#### Aim:
Say how many lines include the word "have". Reply with nothing but the number.

#### Material shown:
○ ○ ○ ○

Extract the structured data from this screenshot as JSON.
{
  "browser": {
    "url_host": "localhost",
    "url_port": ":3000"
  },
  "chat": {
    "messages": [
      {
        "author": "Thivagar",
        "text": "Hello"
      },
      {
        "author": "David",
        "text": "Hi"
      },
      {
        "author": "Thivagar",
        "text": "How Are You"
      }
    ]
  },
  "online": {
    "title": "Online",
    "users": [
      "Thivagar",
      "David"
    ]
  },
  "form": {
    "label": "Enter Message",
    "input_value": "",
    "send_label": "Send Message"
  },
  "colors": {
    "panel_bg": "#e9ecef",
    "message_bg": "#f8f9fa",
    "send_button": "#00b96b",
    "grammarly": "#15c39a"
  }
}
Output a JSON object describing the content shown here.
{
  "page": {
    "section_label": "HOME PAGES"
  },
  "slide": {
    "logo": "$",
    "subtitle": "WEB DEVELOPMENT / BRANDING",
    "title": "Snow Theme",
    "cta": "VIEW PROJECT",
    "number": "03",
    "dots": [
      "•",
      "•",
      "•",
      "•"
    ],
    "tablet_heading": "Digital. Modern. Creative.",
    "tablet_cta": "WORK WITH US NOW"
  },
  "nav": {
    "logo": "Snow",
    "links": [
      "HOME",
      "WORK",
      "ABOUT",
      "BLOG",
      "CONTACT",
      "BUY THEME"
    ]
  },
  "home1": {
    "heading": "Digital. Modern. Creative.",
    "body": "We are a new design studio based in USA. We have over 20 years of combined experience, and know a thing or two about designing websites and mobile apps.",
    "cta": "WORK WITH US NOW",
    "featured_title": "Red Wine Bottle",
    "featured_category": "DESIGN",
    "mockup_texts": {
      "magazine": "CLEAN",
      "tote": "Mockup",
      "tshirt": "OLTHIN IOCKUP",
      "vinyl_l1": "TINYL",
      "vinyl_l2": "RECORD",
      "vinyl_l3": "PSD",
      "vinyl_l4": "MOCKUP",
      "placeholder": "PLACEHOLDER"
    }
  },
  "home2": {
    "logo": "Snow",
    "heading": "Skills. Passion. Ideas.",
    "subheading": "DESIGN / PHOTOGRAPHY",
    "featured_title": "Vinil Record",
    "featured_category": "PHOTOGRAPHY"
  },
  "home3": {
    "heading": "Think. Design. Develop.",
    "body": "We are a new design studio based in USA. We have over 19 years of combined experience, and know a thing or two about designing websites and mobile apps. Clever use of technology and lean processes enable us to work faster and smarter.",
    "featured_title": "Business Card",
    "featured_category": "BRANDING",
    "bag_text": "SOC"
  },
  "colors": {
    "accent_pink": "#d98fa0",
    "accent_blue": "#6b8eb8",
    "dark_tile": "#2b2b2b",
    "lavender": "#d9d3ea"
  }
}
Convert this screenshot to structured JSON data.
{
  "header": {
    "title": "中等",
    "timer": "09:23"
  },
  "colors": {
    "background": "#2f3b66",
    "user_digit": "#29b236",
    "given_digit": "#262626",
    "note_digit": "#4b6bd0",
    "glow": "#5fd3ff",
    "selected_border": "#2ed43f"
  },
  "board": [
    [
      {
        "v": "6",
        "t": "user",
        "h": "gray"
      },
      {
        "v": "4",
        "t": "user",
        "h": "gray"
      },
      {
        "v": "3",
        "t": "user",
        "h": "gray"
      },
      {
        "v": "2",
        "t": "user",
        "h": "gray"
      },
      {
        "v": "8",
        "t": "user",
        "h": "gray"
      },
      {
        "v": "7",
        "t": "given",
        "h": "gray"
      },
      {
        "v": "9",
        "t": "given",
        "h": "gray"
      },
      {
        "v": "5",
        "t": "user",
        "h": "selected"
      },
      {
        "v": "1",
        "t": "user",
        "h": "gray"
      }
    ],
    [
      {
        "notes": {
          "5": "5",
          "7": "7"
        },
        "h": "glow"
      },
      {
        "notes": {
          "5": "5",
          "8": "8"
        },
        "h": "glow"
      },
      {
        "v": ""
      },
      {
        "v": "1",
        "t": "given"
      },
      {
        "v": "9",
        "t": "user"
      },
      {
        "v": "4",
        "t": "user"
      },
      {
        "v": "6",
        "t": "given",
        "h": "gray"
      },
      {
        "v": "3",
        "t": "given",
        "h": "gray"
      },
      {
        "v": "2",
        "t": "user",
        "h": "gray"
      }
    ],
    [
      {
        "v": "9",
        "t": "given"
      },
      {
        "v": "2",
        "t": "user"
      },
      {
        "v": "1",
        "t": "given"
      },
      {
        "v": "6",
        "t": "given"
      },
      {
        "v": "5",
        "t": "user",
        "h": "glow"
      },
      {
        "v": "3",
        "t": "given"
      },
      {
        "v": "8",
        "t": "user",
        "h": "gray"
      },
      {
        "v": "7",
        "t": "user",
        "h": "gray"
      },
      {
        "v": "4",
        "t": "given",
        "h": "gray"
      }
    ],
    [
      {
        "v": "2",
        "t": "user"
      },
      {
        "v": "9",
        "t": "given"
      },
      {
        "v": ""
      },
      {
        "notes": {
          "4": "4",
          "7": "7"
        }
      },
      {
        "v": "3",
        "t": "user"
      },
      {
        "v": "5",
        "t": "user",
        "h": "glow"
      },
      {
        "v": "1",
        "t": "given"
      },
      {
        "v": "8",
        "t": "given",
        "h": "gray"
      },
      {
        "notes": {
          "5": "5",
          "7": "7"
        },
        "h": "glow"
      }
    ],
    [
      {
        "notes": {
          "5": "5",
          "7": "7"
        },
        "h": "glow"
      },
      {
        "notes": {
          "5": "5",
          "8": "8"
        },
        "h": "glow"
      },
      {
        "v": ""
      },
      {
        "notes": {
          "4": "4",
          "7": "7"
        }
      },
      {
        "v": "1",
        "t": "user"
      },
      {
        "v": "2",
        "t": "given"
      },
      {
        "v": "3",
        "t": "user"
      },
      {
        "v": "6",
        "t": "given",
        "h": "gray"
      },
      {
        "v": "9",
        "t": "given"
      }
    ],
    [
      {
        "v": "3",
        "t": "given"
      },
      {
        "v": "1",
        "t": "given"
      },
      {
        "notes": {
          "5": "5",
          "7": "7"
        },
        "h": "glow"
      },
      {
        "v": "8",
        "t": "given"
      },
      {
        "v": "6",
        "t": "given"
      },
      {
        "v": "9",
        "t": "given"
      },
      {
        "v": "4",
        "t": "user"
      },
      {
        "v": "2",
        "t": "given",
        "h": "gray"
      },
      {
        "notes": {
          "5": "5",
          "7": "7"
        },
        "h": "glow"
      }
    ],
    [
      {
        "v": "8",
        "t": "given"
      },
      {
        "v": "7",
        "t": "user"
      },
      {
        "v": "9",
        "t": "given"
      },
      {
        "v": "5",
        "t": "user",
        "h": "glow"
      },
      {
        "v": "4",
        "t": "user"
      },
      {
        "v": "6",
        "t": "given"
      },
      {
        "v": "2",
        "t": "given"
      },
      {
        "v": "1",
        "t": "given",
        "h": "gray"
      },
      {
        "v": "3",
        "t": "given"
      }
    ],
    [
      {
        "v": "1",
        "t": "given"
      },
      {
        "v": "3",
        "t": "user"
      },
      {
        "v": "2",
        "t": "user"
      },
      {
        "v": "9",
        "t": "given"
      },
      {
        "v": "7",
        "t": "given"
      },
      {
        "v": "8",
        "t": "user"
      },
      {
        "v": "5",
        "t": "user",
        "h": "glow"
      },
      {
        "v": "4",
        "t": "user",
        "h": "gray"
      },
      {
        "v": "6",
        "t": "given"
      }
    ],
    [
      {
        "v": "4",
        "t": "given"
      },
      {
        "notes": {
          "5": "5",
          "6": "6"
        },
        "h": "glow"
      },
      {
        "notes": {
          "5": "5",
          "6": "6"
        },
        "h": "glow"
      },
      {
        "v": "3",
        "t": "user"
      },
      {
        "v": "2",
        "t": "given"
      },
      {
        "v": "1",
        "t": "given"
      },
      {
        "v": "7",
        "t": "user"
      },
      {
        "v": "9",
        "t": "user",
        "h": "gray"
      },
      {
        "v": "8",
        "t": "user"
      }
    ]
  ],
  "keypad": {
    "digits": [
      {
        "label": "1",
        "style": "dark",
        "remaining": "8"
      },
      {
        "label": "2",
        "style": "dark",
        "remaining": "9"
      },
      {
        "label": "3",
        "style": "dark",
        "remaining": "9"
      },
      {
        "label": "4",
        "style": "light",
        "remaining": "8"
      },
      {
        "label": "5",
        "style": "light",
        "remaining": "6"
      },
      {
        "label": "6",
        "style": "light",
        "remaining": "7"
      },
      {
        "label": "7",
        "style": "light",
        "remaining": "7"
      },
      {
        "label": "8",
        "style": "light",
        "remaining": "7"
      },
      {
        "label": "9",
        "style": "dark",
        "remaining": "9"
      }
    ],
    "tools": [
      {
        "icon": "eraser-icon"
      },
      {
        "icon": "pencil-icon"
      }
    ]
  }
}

○ ○ ○ ○

#### Task output:
2